» Aim:
Pick out all lines of the entries that include the word "this" and copy them.

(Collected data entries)
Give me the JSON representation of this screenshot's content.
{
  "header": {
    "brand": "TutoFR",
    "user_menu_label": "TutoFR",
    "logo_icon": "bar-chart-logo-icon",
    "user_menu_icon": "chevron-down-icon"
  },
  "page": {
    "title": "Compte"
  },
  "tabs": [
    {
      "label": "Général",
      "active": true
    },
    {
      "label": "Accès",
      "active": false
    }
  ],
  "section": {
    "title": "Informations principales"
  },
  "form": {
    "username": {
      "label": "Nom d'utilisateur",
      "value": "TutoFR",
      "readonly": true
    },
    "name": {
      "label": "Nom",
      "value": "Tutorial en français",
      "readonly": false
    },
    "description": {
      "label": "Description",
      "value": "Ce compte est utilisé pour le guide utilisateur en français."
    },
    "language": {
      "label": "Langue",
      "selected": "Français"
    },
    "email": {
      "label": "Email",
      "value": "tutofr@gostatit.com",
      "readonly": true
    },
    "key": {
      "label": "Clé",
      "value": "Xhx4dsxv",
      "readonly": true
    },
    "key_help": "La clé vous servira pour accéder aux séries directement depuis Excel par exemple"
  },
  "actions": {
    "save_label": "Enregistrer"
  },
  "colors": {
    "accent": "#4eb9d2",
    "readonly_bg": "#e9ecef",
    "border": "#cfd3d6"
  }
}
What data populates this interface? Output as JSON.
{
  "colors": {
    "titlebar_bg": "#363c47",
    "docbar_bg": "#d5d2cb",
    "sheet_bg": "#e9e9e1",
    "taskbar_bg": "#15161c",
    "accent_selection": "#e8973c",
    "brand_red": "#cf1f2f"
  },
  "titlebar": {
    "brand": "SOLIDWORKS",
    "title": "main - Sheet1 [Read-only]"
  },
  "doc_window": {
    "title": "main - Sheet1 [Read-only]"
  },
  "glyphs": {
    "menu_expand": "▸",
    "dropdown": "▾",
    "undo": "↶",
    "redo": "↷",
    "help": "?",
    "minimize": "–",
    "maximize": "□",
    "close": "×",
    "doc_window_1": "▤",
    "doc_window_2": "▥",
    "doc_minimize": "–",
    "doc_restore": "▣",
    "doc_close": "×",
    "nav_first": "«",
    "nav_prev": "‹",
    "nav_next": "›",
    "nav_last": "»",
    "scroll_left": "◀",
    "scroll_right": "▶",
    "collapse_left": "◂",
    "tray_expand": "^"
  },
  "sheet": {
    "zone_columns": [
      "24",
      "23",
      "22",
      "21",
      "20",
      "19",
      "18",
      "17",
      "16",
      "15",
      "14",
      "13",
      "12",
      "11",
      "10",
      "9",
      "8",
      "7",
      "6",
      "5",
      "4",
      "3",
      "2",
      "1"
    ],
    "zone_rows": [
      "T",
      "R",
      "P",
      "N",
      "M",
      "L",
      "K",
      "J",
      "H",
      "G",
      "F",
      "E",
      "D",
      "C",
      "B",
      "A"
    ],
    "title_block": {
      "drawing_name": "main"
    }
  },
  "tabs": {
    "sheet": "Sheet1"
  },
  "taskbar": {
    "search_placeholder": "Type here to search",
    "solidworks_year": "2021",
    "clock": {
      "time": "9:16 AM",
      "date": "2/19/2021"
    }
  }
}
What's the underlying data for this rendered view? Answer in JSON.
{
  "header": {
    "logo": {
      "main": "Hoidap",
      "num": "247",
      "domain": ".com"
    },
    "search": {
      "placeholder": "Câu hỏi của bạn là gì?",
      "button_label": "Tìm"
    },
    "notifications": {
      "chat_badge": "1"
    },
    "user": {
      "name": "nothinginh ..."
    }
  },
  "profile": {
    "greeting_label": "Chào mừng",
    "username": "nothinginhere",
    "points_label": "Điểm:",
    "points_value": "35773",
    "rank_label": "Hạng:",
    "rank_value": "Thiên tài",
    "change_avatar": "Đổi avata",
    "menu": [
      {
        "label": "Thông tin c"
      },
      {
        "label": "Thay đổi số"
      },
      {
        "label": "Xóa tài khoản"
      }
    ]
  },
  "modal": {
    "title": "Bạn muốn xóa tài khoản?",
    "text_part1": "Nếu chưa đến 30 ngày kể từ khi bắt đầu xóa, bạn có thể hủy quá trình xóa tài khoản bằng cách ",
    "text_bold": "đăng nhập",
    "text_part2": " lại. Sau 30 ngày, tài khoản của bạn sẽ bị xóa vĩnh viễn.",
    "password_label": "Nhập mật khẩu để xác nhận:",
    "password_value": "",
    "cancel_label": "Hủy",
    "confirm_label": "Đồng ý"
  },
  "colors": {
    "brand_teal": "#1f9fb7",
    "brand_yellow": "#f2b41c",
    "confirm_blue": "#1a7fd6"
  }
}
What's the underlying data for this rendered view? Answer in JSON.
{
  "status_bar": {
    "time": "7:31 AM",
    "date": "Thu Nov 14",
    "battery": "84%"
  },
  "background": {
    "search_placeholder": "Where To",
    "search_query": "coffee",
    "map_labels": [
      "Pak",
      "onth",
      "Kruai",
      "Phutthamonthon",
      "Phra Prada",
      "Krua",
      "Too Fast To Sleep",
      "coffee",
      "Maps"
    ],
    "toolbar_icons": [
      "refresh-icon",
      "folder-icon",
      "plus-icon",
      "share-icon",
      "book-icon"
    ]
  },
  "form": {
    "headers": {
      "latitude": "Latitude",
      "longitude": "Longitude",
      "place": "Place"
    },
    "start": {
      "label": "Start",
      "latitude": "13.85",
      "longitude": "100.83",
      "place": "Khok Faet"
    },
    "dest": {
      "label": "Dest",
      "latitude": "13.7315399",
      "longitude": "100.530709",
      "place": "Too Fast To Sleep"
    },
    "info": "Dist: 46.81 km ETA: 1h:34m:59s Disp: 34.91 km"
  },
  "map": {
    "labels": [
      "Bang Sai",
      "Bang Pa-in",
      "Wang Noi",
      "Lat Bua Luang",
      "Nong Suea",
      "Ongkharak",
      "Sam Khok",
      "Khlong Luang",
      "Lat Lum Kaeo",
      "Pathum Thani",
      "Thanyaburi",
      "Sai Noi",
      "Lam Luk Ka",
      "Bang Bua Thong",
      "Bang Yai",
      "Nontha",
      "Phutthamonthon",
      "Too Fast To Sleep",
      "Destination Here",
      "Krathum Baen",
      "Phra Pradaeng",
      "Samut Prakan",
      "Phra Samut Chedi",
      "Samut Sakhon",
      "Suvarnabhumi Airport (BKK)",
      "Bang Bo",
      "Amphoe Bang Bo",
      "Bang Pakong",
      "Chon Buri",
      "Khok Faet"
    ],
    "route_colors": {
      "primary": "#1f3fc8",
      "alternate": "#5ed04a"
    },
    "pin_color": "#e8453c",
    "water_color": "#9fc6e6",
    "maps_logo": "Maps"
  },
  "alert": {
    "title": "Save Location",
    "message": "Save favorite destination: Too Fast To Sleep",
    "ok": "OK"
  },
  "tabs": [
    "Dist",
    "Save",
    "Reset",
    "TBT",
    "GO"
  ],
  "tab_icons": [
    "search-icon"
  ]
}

» Reply:
Give me the JSON representation of this screenshot's content.
What data populates this interface? Output as JSON.
What's the underlying data for this rendered view? Answer in JSON.
What's the underlying data for this rendered view? Answer in JSON.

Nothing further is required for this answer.